Begin INPUT MATERIAL

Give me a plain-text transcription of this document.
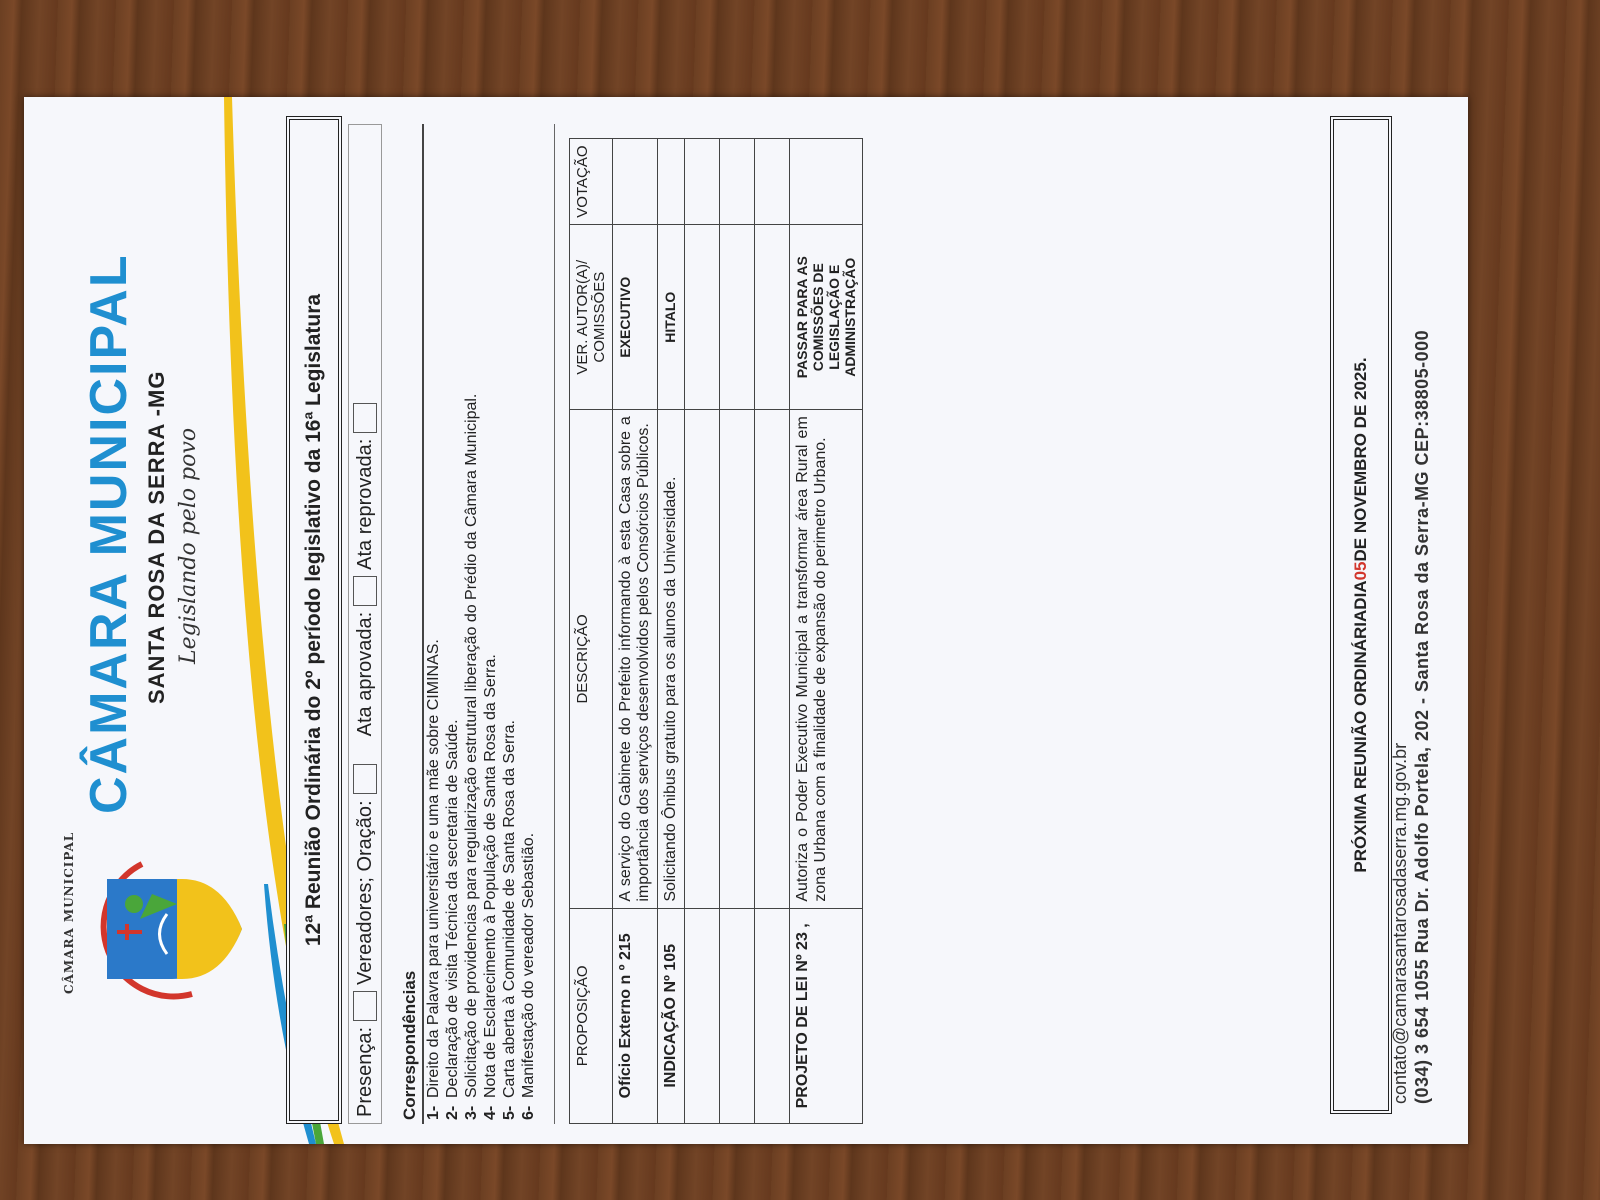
CÂMARA MUNICIPAL
CÂMARA MUNICIPAL SANTA ROSA DA SERRA -MG Legislando pelo povo	12ª Reunião Ordinária do 2º período legislativo da 16ª Legislatura
Presença:
Vereadores; Oração:
Ata aprovada:
Ata reprovada:
Correspondências 1-
Direito da Palavra para universitário e uma mãe sobre CIMINAS.
2-
Declaração de visita Técnica da secretaria de Saúde.
3-
Solicitação de providencias para regularização estrutural liberação do Prédio da Câmara Municipal.
4-
Nota de Esclarecimento à População de Santa Rosa da Serra.
5-
Carta aberta à Comunidade de Santa Rosa da Serra.
6-
Manifestação do vereador Sebastião. PROPOSIÇÃO	DESCRIÇÃO	VER. AUTOR(A)/ COMISSÕES	VOTAÇÃO
Ofício Externo n º 215	A serviço do Gabinete do Prefeito informando à esta Casa sobre a importância dos serviços desenvolvidos pelos Consórcios Públicos.	EXECUTIVO	
INDICAÇÃO Nº 105	Solicitando Ônibus gratuito para os alunos da Universidade.	HITALO	

PROJETO DE LEI Nº 23 ,	Autoriza o Poder Executivo Municipal a transformar área Rural em zona Urbana com a finalidade de expansão do perimetro Urbano.	PASSAR PARA AS COMISSÕES DE LEGISLAÇÃO E ADMINISTRAÇÃO	
PRÓXIMA REUNIÃO ORDINÁRIADIA
05
DE NOVEMBRO DE 2025.
contato@camarasantarosadaserra.mg.gov.br (034) 3 654 1055 Rua Dr. Adolfo Portela, 202 - Santa Rosa da Serra-MG CEP:38805-000
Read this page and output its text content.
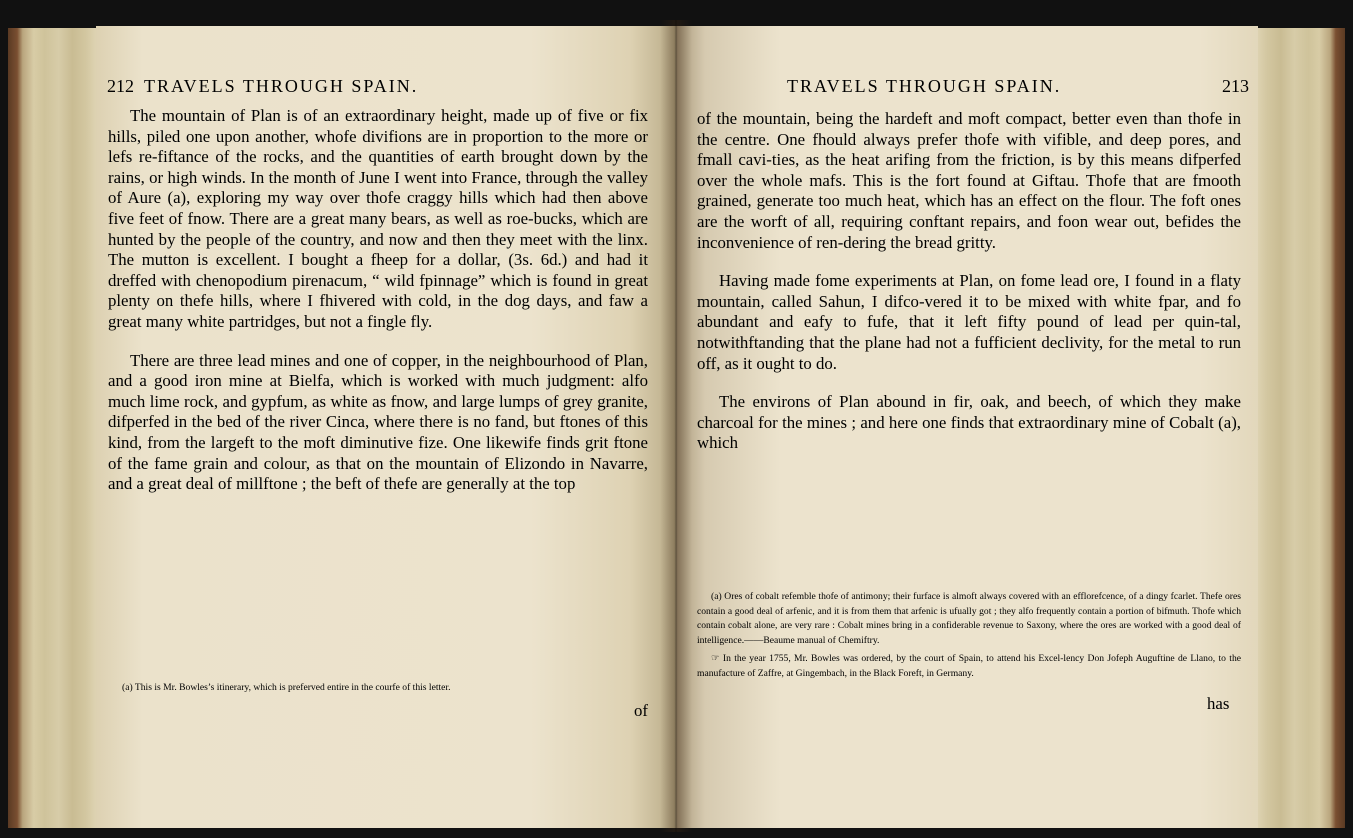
212 TRAVELS THROUGH SPAIN.

The mountain of Plan is of an extraordinary height, made up of five or fix hills, piled one upon another, whofe divifions are in proportion to the more or lefs re-fiftance of the rocks, and the quantities of earth brought down by the rains, or high winds. In the month of June I went into France, through the valley of Aure (a), exploring my way over thofe craggy hills which had then above five feet of fnow. There are a great many bears, as well as roe-bucks, which are hunted by the people of the country, and now and then they meet with the linx. The mutton is excellent. I bought a fheep for a dollar, (3s. 6d.) and had it dreffed with chenopodium pirenacum, “ wild fpinnage” which is found in great plenty on thefe hills, where I fhivered with cold, in the dog days, and faw a great many white partridges, but not a fingle fly.

There are three lead mines and one of copper, in the neighbourhood of Plan, and a good iron mine at Bielfa, which is worked with much judgment: alfo much lime rock, and gypfum, as white as fnow, and large lumps of grey granite, difperfed in the bed of the river Cinca, where there is no fand, but ftones of this kind, from the largeft to the moft diminutive fize. One likewife finds grit ftone of the fame grain and colour, as that on the mountain of Elizondo in Navarre, and a great deal of millftone ; the beft of thefe are generally at the top

(a) This is Mr. Bowles’s itinerary, which is preferved entire in the courfe of this letter.

of
TRAVELS THROUGH SPAIN.	213

of the mountain, being the hardeft and moft compact, better even than thofe in the centre. One fhould always prefer thofe with vifible, and deep pores, and fmall cavi-ties, as the heat arifing from the friction, is by this means difperfed over the whole mafs. This is the fort found at Giftau. Thofe that are fmooth grained, generate too much heat, which has an effect on the flour. The foft ones are the worft of all, requiring conftant repairs, and foon wear out, befides the inconvenience of ren-dering the bread gritty.

Having made fome experiments at Plan, on fome lead ore, I found in a flaty mountain, called Sahun, I difco-vered it to be mixed with white fpar, and fo abundant and eafy to fufe, that it left fifty pound of lead per quin-tal, notwithftanding that the plane had not a fufficient declivity, for the metal to run off, as it ought to do.

The environs of Plan abound in fir, oak, and beech, of which they make charcoal for the mines ; and here one finds that extraordinary mine of Cobalt (a), which

(a) Ores of cobalt refemble thofe of antimony; their furface is almoft always covered with an efflorefcence, of a dingy fcarlet. Thefe ores contain a good deal of arfenic, and it is from them that arfenic is ufually got ; they alfo frequently contain a portion of bifmuth. Thofe which contain cobalt alone, are very rare : Cobalt mines bring in a confiderable revenue to Saxony, where the ores are worked with a good deal of intelligence.——Beaume manual of Chemiftry.

☞ In the year 1755, Mr. Bowles was ordered, by the court of Spain, to attend his Excel-lency Don Jofeph Auguftine de Llano, to the manufacture of Zaffre, at Gingembach, in the Black Foreft, in Germany.

has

End INPUT MATERIAL

## WHAT IS EXPECTED
Reproduce all of the entries word for word, skipping any pictures they hold.

## SOLUTION TO THE EXERCISE
Give me a plain-text transcription of this document.
CÂMARA MUNICIPAL
CÂMARA MUNICIPAL SANTA ROSA DA SERRA -MG Legislando pelo povo	12ª Reunião Ordinária do 2º período legislativo da 16ª Legislatura
Presença:
Vereadores; Oração:
Ata aprovada:
Ata reprovada:
Correspondências 1-
Direito da Palavra para universitário e uma mãe sobre CIMINAS.
2-
Declaração de visita Técnica da secretaria de Saúde.
3-
Solicitação de providencias para regularização estrutural liberação do Prédio da Câmara Municipal.
4-
Nota de Esclarecimento à População de Santa Rosa da Serra.
5-
Carta aberta à Comunidade de Santa Rosa da Serra.
6-
Manifestação do vereador Sebastião. PROPOSIÇÃO	DESCRIÇÃO	VER. AUTOR(A)/ COMISSÕES	VOTAÇÃO
Ofício Externo n º 215	A serviço do Gabinete do Prefeito informando à esta Casa sobre a importância dos serviços desenvolvidos pelos Consórcios Públicos.	EXECUTIVO	
INDICAÇÃO Nº 105	Solicitando Ônibus gratuito para os alunos da Universidade.	HITALO	

PROJETO DE LEI Nº 23 ,	Autoriza o Poder Executivo Municipal a transformar área Rural em zona Urbana com a finalidade de expansão do perimetro Urbano.	PASSAR PARA AS COMISSÕES DE LEGISLAÇÃO E ADMINISTRAÇÃO	
PRÓXIMA REUNIÃO ORDINÁRIADIA
05
DE NOVEMBRO DE 2025.
contato@camarasantarosadaserra.mg.gov.br (034) 3 654 1055 Rua Dr. Adolfo Portela, 202 - Santa Rosa da Serra-MG CEP:38805-000
Read this page and output its text content.
212 TRAVELS THROUGH SPAIN.

The mountain of Plan is of an extraordinary height, made up of five or fix hills, piled one upon another, whofe divifions are in proportion to the more or lefs re-fiftance of the rocks, and the quantities of earth brought down by the rains, or high winds. In the month of June I went into France, through the valley of Aure (a), exploring my way over thofe craggy hills which had then above five feet of fnow. There are a great many bears, as well as roe-bucks, which are hunted by the people of the country, and now and then they meet with the linx. The mutton is excellent. I bought a fheep for a dollar, (3s. 6d.) and had it dreffed with chenopodium pirenacum, “ wild fpinnage” which is found in great plenty on thefe hills, where I fhivered with cold, in the dog days, and faw a great many white partridges, but not a fingle fly.

There are three lead mines and one of copper, in the neighbourhood of Plan, and a good iron mine at Bielfa, which is worked with much judgment: alfo much lime rock, and gypfum, as white as fnow, and large lumps of grey granite, difperfed in the bed of the river Cinca, where there is no fand, but ftones of this kind, from the largeft to the moft diminutive fize. One likewife finds grit ftone of the fame grain and colour, as that on the mountain of Elizondo in Navarre, and a great deal of millftone ; the beft of thefe are generally at the top

(a) This is Mr. Bowles’s itinerary, which is preferved entire in the courfe of this letter.

of
TRAVELS THROUGH SPAIN.	213

of the mountain, being the hardeft and moft compact, better even than thofe in the centre. One fhould always prefer thofe with vifible, and deep pores, and fmall cavi-ties, as the heat arifing from the friction, is by this means difperfed over the whole mafs. This is the fort found at Giftau. Thofe that are fmooth grained, generate too much heat, which has an effect on the flour. The foft ones are the worft of all, requiring conftant repairs, and foon wear out, befides the inconvenience of ren-dering the bread gritty.

Having made fome experiments at Plan, on fome lead ore, I found in a flaty mountain, called Sahun, I difco-vered it to be mixed with white fpar, and fo abundant and eafy to fufe, that it left fifty pound of lead per quin-tal, notwithftanding that the plane had not a fufficient declivity, for the metal to run off, as it ought to do.

The environs of Plan abound in fir, oak, and beech, of which they make charcoal for the mines ; and here one finds that extraordinary mine of Cobalt (a), which

(a) Ores of cobalt refemble thofe of antimony; their furface is almoft always covered with an efflorefcence, of a dingy fcarlet. Thefe ores contain a good deal of arfenic, and it is from them that arfenic is ufually got ; they alfo frequently contain a portion of bifmuth. Thofe which contain cobalt alone, are very rare : Cobalt mines bring in a confiderable revenue to Saxony, where the ores are worked with a good deal of intelligence.——Beaume manual of Chemiftry.

☞ In the year 1755, Mr. Bowles was ordered, by the court of Spain, to attend his Excel-lency Don Jofeph Auguftine de Llano, to the manufacture of Zaffre, at Gingembach, in the Black Foreft, in Germany.

has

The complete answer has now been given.